* _SHORT EXERCISE_:
Pull out every line of the records below that contains the string "superframe", treating uppercase and lowercase letters as distinct.

# start of DATA FOR THE TASK

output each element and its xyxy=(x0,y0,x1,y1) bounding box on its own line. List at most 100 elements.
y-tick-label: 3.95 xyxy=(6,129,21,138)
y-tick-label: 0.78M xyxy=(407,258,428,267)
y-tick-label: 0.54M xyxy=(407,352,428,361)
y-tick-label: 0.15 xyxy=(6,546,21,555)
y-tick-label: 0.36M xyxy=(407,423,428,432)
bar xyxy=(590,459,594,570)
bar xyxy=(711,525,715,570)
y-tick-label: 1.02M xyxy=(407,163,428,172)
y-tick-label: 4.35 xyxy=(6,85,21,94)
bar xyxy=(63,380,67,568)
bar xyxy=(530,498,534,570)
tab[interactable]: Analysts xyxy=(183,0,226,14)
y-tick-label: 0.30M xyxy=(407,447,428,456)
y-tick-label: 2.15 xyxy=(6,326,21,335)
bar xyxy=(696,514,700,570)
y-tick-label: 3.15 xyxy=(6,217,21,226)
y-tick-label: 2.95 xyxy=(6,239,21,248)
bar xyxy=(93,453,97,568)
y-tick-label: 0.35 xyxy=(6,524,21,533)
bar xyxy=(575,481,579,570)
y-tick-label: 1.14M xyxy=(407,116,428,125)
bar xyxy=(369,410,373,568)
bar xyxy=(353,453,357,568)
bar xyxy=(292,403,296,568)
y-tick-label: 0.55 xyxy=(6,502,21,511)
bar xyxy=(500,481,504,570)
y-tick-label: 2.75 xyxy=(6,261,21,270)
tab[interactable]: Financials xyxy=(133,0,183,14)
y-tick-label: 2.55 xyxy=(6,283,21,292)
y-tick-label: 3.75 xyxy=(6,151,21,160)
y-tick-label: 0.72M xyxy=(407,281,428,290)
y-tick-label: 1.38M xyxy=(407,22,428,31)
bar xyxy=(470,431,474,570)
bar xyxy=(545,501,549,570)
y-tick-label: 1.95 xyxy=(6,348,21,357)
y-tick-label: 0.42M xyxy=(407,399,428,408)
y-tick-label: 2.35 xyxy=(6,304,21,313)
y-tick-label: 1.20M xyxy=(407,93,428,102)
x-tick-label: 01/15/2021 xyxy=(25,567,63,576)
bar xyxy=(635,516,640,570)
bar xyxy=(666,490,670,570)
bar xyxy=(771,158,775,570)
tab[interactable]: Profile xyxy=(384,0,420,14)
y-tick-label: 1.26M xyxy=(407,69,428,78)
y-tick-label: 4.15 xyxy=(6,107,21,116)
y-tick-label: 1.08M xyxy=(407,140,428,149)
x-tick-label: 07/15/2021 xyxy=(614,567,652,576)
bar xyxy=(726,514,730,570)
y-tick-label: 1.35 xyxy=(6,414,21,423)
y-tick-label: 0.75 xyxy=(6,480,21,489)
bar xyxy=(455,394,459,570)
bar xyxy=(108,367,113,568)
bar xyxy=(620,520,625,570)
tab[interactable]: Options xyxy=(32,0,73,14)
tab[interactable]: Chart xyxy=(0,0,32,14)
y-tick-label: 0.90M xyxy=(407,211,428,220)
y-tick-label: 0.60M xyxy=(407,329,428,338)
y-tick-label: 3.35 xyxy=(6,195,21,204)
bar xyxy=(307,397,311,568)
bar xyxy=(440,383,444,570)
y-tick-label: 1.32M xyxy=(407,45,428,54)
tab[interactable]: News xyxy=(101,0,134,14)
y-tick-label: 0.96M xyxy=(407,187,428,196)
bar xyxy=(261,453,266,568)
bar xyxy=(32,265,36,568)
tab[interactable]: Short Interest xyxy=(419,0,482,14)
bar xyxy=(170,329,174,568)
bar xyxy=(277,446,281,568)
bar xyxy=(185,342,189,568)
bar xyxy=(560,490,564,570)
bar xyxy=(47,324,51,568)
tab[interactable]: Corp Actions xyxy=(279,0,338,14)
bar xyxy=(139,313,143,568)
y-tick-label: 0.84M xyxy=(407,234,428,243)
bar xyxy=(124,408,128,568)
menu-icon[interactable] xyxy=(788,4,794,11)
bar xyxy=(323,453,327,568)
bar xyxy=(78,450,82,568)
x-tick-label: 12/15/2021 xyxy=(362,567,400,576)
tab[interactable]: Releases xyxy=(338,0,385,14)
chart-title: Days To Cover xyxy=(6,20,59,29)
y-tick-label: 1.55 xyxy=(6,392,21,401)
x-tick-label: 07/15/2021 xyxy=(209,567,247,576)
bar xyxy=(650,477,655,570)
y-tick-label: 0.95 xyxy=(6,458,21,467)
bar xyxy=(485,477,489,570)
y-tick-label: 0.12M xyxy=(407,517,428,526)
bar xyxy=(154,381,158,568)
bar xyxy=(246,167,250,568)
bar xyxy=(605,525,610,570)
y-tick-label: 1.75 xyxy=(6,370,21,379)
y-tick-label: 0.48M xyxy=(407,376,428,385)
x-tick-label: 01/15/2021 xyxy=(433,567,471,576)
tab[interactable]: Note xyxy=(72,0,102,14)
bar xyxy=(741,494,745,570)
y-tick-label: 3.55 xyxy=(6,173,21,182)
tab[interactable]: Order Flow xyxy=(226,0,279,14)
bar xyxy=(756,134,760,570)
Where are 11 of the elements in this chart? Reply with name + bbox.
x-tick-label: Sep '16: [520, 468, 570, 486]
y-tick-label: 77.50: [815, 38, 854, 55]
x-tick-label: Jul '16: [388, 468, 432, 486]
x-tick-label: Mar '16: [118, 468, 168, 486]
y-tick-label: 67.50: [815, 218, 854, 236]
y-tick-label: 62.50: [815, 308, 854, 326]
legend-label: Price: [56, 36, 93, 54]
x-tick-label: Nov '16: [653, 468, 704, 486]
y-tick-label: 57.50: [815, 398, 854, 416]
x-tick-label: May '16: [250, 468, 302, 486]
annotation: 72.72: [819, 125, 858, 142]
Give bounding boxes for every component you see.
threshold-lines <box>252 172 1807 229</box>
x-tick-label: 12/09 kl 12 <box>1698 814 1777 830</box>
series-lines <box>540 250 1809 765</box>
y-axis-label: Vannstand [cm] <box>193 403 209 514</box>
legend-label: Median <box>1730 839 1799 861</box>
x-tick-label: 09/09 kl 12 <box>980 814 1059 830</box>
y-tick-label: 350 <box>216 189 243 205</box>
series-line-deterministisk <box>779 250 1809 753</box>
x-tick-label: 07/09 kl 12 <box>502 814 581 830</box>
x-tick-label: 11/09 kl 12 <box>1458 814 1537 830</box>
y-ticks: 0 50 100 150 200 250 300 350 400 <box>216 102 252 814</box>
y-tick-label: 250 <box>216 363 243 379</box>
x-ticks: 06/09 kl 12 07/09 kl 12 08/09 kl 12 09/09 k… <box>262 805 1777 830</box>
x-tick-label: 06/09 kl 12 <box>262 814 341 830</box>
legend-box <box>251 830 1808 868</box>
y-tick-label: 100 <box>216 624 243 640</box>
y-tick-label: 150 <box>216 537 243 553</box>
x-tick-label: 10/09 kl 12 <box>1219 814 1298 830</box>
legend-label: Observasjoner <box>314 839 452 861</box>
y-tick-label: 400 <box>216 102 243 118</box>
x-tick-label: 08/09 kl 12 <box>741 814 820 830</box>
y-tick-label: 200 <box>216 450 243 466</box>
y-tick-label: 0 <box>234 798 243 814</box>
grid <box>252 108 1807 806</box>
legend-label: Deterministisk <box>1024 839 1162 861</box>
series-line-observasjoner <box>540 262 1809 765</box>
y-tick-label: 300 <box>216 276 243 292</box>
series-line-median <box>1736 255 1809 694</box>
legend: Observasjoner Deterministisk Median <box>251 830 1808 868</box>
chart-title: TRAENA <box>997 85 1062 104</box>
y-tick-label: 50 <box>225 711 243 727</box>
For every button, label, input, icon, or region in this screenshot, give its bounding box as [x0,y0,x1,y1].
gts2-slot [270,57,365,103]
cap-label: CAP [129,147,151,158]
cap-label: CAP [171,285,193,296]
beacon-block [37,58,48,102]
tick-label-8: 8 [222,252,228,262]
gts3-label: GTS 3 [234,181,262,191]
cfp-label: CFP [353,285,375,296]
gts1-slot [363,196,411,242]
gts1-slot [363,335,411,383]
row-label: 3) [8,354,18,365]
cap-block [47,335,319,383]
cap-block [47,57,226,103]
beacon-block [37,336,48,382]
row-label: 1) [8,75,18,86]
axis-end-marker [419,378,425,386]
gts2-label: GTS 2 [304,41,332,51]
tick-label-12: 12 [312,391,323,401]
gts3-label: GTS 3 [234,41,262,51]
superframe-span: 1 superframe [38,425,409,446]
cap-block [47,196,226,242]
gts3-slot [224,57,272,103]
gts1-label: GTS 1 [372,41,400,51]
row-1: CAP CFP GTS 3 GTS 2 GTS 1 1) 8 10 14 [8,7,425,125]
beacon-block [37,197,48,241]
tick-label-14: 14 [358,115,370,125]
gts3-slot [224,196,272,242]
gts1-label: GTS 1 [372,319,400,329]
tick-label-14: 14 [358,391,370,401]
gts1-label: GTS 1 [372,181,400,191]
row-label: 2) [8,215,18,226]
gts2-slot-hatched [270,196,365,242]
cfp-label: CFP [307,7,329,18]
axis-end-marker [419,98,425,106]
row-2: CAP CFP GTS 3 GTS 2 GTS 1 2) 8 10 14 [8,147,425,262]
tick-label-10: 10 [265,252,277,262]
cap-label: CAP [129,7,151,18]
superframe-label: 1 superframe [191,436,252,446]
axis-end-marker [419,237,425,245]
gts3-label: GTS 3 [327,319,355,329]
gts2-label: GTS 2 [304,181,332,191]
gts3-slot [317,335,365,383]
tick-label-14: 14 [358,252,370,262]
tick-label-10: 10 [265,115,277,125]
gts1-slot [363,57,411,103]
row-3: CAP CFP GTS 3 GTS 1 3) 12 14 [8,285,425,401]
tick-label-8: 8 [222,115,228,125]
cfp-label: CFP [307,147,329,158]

# end of DATA FOR THE TASK

* _SOLVED EXERCISE_:
superframe-span: 1 superframe [38,425,409,446]
superframe-label: 1 superframe [191,436,252,446]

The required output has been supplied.